ENTRIES:

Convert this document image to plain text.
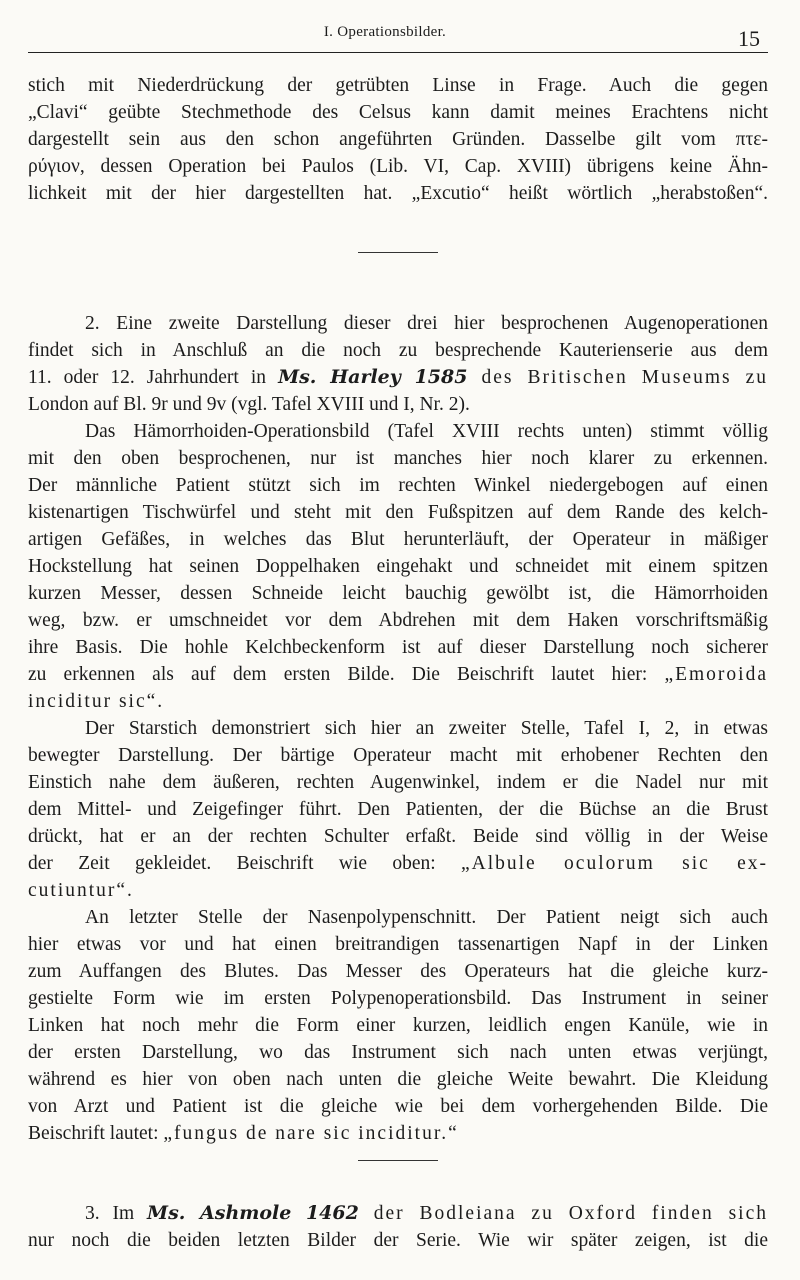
I. Operationsbilder.	15
stich mit Niederdrückung der getrübten Linse in Frage. Auch die gegen
„Clavi“ geübte Stechmethode des Celsus kann damit meines Erachtens nicht
dargestellt sein aus den schon angeführten Gründen. Dasselbe gilt vom πτε-
ρύγιον, dessen Operation bei Paulos (Lib. VI, Cap. XVIII) übrigens keine Ähn-
lichkeit mit der hier dargestellten hat. „Excutio“ heißt wörtlich „herabstoßen“.
2. Eine zweite Darstellung dieser drei hier besprochenen Augenoperationen
findet sich in Anschluß an die noch zu besprechende Kauterienserie aus dem
11. oder 12. Jahrhundert in Ms. Harley 1585 des Britischen Museums zu
London auf Bl. 9r und 9v (vgl. Tafel XVIII und I, Nr. 2).
Das Hämorrhoiden-Operationsbild (Tafel XVIII rechts unten) stimmt völlig
mit den oben besprochenen, nur ist manches hier noch klarer zu erkennen.
Der männliche Patient stützt sich im rechten Winkel niedergebogen auf einen
kistenartigen Tischwürfel und steht mit den Fußspitzen auf dem Rande des kelch-
artigen Gefäßes, in welches das Blut herunterläuft, der Operateur in mäßiger
Hockstellung hat seinen Doppelhaken eingehakt und schneidet mit einem spitzen
kurzen Messer, dessen Schneide leicht bauchig gewölbt ist, die Hämorrhoiden
weg, bzw. er umschneidet vor dem Abdrehen mit dem Haken vorschriftsmäßig
ihre Basis. Die hohle Kelchbeckenform ist auf dieser Darstellung noch sicherer
zu erkennen als auf dem ersten Bilde. Die Beischrift lautet hier: „Emoroida
inciditur sic“.
Der Starstich demonstriert sich hier an zweiter Stelle, Tafel I, 2, in etwas
bewegter Darstellung. Der bärtige Operateur macht mit erhobener Rechten den
Einstich nahe dem äußeren, rechten Augenwinkel, indem er die Nadel nur mit
dem Mittel- und Zeigefinger führt. Den Patienten, der die Büchse an die Brust
drückt, hat er an der rechten Schulter erfaßt. Beide sind völlig in der Weise
der Zeit gekleidet. Beischrift wie oben: „Albule oculorum sic ex-
cutiuntur“.
An letzter Stelle der Nasenpolypenschnitt. Der Patient neigt sich auch
hier etwas vor und hat einen breitrandigen tassenartigen Napf in der Linken
zum Auffangen des Blutes. Das Messer des Operateurs hat die gleiche kurz-
gestielte Form wie im ersten Polypenoperationsbild. Das Instrument in seiner
Linken hat noch mehr die Form einer kurzen, leidlich engen Kanüle, wie in
der ersten Darstellung, wo das Instrument sich nach unten etwas verjüngt,
während es hier von oben nach unten die gleiche Weite bewahrt. Die Kleidung
von Arzt und Patient ist die gleiche wie bei dem vorhergehenden Bilde. Die
Beischrift lautet: „fungus de nare sic inciditur.“
3. Im Ms. Ashmole 1462 der Bodleiana zu Oxford finden sich
nur noch die beiden letzten Bilder der Serie. Wie wir später zeigen, ist die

WHAT IS REQUIRED: Copy out all the data without changing anything, and drop the pictures.

FINISHED ANSWER:
Convert this document image to plain text.
I. Operationsbilder.	15
stich mit Niederdrückung der getrübten Linse in Frage. Auch die gegen
„Clavi“ geübte Stechmethode des Celsus kann damit meines Erachtens nicht
dargestellt sein aus den schon angeführten Gründen. Dasselbe gilt vom πτε-
ρύγιον, dessen Operation bei Paulos (Lib. VI, Cap. XVIII) übrigens keine Ähn-
lichkeit mit der hier dargestellten hat. „Excutio“ heißt wörtlich „herabstoßen“.
2. Eine zweite Darstellung dieser drei hier besprochenen Augenoperationen
findet sich in Anschluß an die noch zu besprechende Kauterienserie aus dem
11. oder 12. Jahrhundert in Ms. Harley 1585 des Britischen Museums zu
London auf Bl. 9r und 9v (vgl. Tafel XVIII und I, Nr. 2).
Das Hämorrhoiden-Operationsbild (Tafel XVIII rechts unten) stimmt völlig
mit den oben besprochenen, nur ist manches hier noch klarer zu erkennen.
Der männliche Patient stützt sich im rechten Winkel niedergebogen auf einen
kistenartigen Tischwürfel und steht mit den Fußspitzen auf dem Rande des kelch-
artigen Gefäßes, in welches das Blut herunterläuft, der Operateur in mäßiger
Hockstellung hat seinen Doppelhaken eingehakt und schneidet mit einem spitzen
kurzen Messer, dessen Schneide leicht bauchig gewölbt ist, die Hämorrhoiden
weg, bzw. er umschneidet vor dem Abdrehen mit dem Haken vorschriftsmäßig
ihre Basis. Die hohle Kelchbeckenform ist auf dieser Darstellung noch sicherer
zu erkennen als auf dem ersten Bilde. Die Beischrift lautet hier: „Emoroida
inciditur sic“.
Der Starstich demonstriert sich hier an zweiter Stelle, Tafel I, 2, in etwas
bewegter Darstellung. Der bärtige Operateur macht mit erhobener Rechten den
Einstich nahe dem äußeren, rechten Augenwinkel, indem er die Nadel nur mit
dem Mittel- und Zeigefinger führt. Den Patienten, der die Büchse an die Brust
drückt, hat er an der rechten Schulter erfaßt. Beide sind völlig in der Weise
der Zeit gekleidet. Beischrift wie oben: „Albule oculorum sic ex-
cutiuntur“.
An letzter Stelle der Nasenpolypenschnitt. Der Patient neigt sich auch
hier etwas vor und hat einen breitrandigen tassenartigen Napf in der Linken
zum Auffangen des Blutes. Das Messer des Operateurs hat die gleiche kurz-
gestielte Form wie im ersten Polypenoperationsbild. Das Instrument in seiner
Linken hat noch mehr die Form einer kurzen, leidlich engen Kanüle, wie in
der ersten Darstellung, wo das Instrument sich nach unten etwas verjüngt,
während es hier von oben nach unten die gleiche Weite bewahrt. Die Kleidung
von Arzt und Patient ist die gleiche wie bei dem vorhergehenden Bilde. Die
Beischrift lautet: „fungus de nare sic inciditur.“
3. Im Ms. Ashmole 1462 der Bodleiana zu Oxford finden sich
nur noch die beiden letzten Bilder der Serie. Wie wir später zeigen, ist die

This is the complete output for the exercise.